• **WRITTEN INSTRUCTION**: Leave out all pictures and give back precisely the lines from the line with "Read all visible content and emit it as JSON." to the line with "Enumerate this screenshot's", including those two lines.

Start SUPPLIED RECORDS

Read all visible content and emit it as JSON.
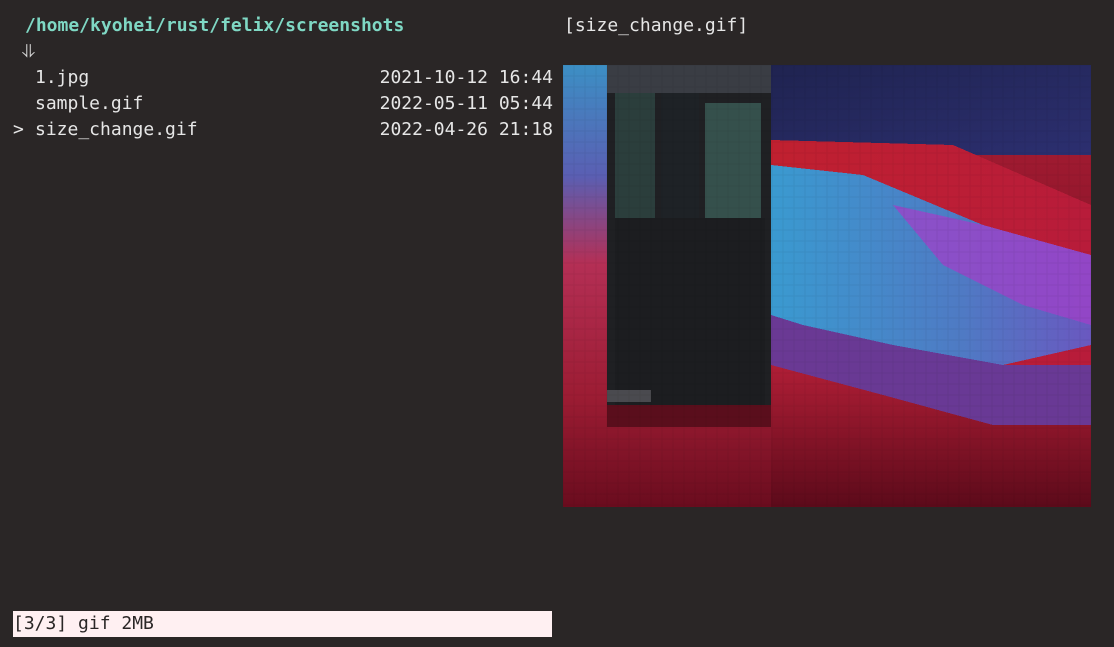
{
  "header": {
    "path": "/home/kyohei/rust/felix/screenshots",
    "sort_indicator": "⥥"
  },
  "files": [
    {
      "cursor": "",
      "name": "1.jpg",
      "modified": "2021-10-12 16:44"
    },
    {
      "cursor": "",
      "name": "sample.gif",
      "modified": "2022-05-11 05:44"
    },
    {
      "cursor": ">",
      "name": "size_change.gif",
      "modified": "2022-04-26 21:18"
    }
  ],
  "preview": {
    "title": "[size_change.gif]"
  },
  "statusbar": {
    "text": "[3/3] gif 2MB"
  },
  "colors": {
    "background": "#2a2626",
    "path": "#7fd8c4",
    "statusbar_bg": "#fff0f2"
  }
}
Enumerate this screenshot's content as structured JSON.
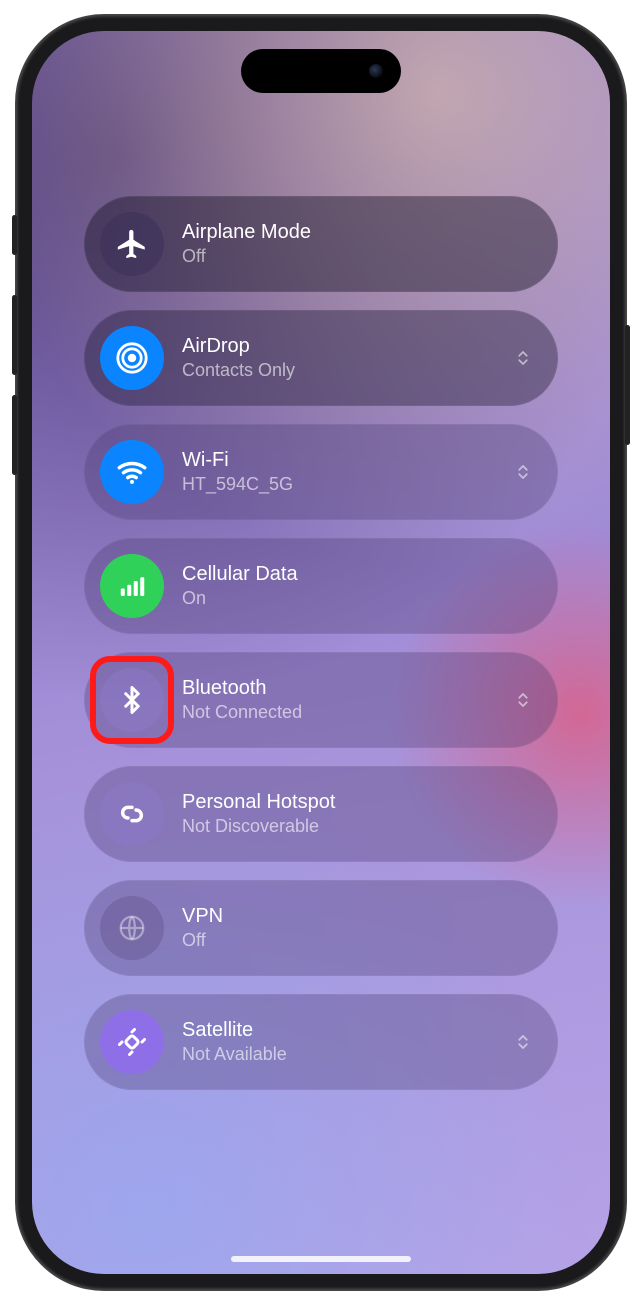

End SUPPLIED RECORDS
Start SUPPLIED RECORDS

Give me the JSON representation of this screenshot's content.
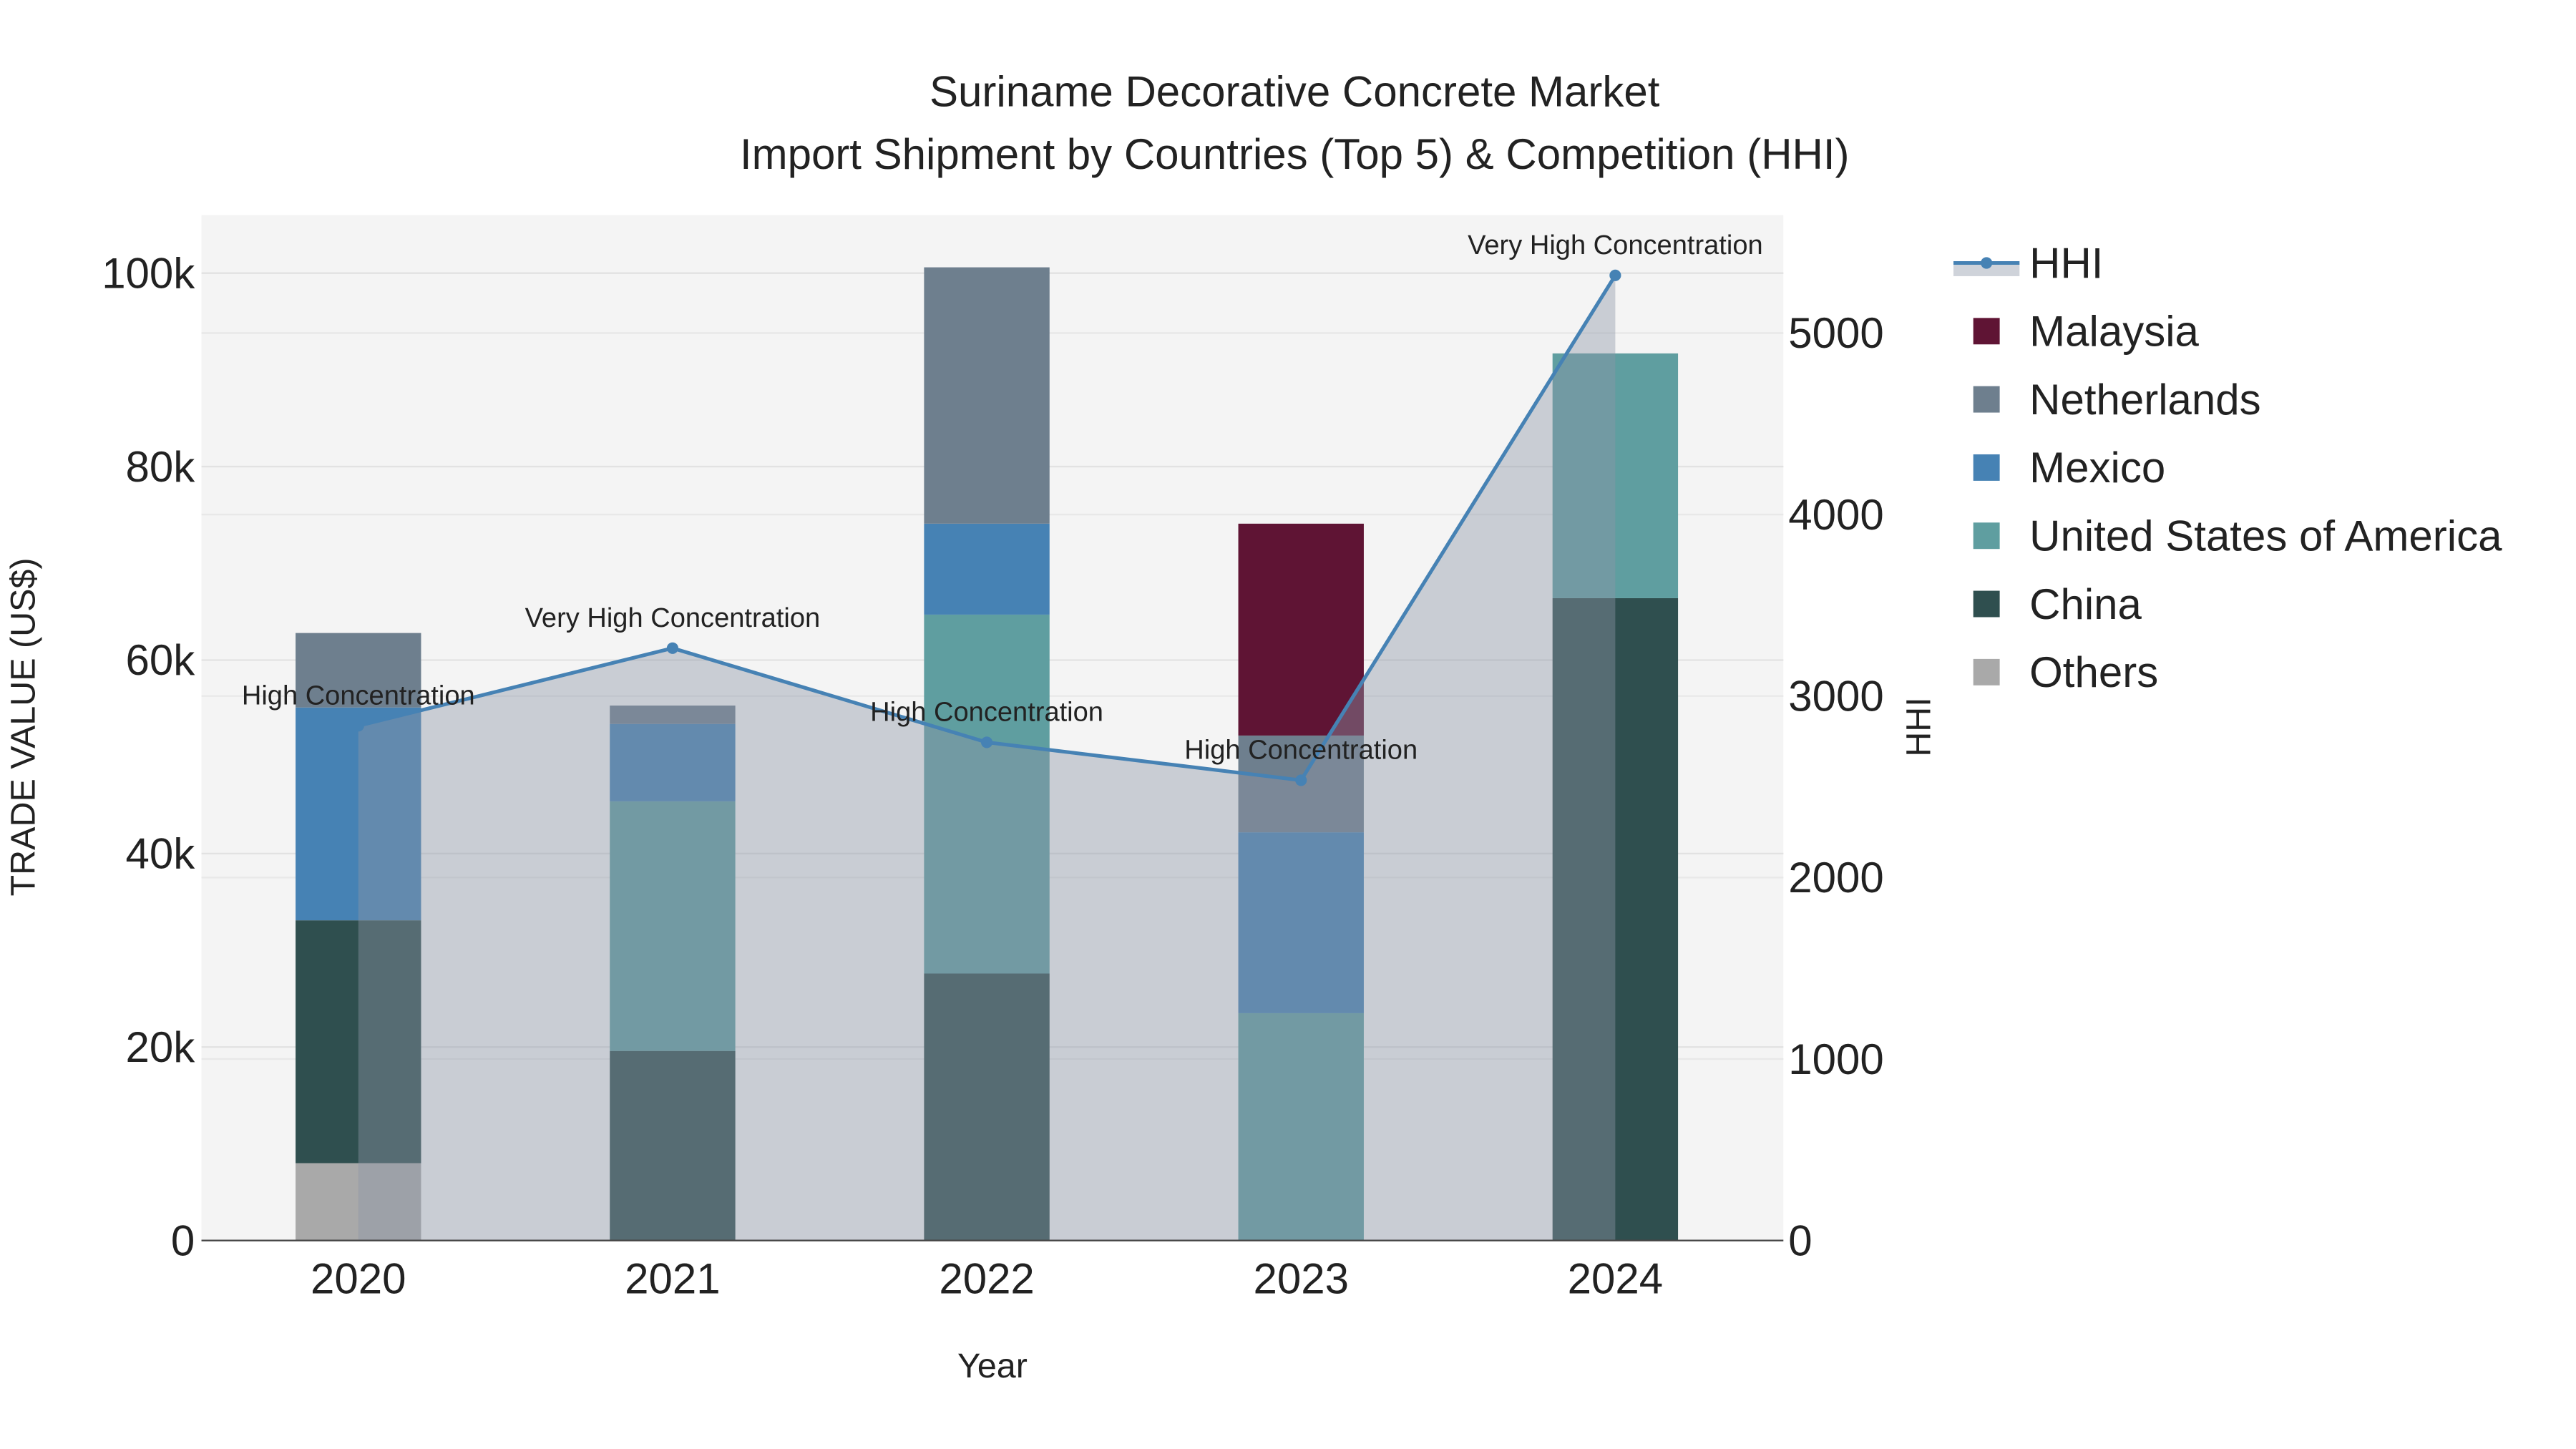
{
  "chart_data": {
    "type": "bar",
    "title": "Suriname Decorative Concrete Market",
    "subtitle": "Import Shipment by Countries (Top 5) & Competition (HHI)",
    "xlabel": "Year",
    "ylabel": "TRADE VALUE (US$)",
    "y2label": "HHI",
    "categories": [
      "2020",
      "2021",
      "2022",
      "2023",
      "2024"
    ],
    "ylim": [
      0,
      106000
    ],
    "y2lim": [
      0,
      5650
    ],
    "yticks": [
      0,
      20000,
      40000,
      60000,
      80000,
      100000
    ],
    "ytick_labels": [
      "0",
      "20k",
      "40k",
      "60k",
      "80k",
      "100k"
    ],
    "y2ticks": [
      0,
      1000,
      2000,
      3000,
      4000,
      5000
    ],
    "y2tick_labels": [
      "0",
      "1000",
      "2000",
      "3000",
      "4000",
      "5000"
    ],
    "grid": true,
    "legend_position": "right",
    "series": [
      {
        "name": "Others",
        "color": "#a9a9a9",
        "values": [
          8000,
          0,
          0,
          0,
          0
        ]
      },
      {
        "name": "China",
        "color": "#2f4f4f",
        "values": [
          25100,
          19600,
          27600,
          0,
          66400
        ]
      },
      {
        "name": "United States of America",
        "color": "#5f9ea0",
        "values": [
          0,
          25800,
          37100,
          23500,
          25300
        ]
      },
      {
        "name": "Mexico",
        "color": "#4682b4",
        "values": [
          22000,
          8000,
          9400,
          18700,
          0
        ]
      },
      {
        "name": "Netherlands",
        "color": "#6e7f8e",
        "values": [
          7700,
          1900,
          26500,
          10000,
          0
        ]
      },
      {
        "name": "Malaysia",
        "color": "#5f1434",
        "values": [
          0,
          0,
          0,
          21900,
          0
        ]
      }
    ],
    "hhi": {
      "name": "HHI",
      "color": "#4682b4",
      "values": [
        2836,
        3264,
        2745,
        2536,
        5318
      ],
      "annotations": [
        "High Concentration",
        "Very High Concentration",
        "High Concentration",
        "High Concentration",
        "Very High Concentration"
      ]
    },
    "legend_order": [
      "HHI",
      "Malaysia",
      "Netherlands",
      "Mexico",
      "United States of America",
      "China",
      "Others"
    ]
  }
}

End SUPPLIED RECORDS

• **EXPECTED ANSWER**:
Read all visible content and emit it as JSON.
{
  "header": {
    "path": "/home/kyohei/rust/felix/screenshots",
    "sort_indicator": "⥥"
  },
  "files": [
    {
      "cursor": "",
      "name": "1.jpg",
      "modified": "2021-10-12 16:44"
    },
    {
      "cursor": "",
      "name": "sample.gif",
      "modified": "2022-05-11 05:44"
    },
    {
      "cursor": ">",
      "name": "size_change.gif",
      "modified": "2022-04-26 21:18"
    }
  ],
  "preview": {
    "title": "[size_change.gif]"
  },
  "statusbar": {
    "text": "[3/3] gif 2MB"
  },
  "colors": {
    "background": "#2a2626",
    "path": "#7fd8c4",
    "statusbar_bg": "#fff0f2"
  }
}
Enumerate this screenshot's content as structured JSON.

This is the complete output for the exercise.